The task.
Look through the records that follow. Copy every line containing the word "Купить".

** START Entries shown **

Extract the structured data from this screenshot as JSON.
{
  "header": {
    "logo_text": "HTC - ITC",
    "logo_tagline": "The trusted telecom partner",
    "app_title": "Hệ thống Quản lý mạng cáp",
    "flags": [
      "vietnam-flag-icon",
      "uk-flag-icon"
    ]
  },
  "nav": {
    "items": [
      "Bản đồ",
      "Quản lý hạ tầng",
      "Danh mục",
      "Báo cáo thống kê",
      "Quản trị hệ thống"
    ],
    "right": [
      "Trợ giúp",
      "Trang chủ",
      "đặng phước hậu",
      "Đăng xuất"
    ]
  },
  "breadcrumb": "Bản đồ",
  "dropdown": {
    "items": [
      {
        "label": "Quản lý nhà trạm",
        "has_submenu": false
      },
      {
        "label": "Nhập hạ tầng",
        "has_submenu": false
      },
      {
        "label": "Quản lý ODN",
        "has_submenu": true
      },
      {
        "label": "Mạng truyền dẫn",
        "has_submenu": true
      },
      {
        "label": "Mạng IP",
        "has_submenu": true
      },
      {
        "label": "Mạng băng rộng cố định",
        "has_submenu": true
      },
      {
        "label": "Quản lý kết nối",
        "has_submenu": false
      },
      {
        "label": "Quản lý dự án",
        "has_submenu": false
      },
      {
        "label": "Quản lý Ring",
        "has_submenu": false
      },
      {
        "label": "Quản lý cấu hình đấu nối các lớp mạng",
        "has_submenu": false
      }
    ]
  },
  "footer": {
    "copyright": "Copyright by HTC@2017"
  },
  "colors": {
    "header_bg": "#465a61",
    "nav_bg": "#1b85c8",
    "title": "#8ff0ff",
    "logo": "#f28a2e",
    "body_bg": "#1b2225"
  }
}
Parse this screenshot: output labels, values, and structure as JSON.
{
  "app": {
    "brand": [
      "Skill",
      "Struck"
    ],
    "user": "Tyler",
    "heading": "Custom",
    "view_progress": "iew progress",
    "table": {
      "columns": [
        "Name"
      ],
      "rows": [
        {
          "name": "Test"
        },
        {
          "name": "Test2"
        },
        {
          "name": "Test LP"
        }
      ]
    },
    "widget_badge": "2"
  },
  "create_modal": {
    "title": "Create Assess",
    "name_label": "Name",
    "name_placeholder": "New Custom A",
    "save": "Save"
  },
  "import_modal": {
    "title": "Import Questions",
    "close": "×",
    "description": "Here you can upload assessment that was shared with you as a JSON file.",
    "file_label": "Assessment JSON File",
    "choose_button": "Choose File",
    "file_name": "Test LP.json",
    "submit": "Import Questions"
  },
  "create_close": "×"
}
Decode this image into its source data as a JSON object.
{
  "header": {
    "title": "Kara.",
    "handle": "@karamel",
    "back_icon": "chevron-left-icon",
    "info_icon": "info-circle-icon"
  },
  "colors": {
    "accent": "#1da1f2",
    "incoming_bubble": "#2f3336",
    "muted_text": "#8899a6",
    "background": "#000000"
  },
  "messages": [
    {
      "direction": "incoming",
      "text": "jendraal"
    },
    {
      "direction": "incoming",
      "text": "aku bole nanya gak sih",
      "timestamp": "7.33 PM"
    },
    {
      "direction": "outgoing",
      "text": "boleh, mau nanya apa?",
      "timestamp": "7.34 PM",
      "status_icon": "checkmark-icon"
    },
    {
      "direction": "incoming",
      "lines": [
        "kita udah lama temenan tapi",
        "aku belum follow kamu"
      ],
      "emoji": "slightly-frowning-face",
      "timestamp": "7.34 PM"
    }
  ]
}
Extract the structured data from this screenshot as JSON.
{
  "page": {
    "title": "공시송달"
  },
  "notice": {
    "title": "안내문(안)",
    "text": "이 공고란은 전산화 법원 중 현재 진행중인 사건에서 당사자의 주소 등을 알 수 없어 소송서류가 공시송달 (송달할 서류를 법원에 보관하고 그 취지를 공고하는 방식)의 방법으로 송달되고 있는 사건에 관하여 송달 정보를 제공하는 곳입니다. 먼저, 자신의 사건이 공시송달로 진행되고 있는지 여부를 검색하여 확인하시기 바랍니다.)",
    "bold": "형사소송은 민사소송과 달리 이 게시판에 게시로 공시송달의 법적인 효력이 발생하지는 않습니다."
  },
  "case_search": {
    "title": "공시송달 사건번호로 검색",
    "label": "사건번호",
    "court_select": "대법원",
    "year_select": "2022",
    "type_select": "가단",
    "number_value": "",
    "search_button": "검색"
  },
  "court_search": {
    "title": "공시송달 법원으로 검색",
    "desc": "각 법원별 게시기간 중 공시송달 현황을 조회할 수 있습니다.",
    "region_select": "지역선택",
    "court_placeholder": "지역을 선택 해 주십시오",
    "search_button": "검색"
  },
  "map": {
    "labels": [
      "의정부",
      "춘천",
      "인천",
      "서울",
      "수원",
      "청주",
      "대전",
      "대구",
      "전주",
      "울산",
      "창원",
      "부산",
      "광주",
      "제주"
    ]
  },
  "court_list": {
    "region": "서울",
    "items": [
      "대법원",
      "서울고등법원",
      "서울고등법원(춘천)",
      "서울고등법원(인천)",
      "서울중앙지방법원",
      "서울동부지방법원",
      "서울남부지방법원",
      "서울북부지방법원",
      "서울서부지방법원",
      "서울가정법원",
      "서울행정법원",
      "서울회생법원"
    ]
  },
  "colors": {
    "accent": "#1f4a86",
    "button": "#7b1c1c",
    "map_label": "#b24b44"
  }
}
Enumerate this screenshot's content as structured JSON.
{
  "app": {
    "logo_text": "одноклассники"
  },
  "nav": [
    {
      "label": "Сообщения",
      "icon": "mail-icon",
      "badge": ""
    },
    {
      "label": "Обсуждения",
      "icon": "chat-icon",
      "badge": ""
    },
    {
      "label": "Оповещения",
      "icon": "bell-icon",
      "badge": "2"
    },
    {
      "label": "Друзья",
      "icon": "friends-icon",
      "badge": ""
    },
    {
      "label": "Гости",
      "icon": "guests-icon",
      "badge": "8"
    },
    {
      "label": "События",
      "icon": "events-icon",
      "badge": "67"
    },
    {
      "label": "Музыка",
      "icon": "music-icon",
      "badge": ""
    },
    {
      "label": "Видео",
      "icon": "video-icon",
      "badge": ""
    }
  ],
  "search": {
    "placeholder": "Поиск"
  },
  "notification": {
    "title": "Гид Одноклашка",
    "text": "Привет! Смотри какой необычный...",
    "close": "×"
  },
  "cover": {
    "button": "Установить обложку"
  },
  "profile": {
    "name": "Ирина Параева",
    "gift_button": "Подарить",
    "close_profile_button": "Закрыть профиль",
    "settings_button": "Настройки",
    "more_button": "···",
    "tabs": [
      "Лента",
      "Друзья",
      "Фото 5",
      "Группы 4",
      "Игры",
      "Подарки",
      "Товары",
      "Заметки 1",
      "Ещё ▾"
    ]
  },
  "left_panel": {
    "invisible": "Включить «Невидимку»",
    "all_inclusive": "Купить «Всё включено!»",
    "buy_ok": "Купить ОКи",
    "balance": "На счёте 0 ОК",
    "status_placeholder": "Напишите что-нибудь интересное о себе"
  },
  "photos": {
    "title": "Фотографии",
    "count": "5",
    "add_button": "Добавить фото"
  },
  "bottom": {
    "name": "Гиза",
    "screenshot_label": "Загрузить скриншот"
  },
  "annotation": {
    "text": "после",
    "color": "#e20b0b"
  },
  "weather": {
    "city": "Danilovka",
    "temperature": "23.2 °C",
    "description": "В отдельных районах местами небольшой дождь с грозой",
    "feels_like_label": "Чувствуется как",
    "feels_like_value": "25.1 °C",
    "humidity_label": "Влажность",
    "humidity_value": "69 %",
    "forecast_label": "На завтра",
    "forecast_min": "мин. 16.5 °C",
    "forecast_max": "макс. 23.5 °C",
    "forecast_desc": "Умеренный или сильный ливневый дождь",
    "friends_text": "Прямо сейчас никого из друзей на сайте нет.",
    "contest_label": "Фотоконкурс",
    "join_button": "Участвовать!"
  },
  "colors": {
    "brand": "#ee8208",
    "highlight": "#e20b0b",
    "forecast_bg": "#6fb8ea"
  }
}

** END Entries shown **

Reply to the exercise.
    "all_inclusive": "Купить «Всё включено!»",
    "buy_ok": "Купить ОКи",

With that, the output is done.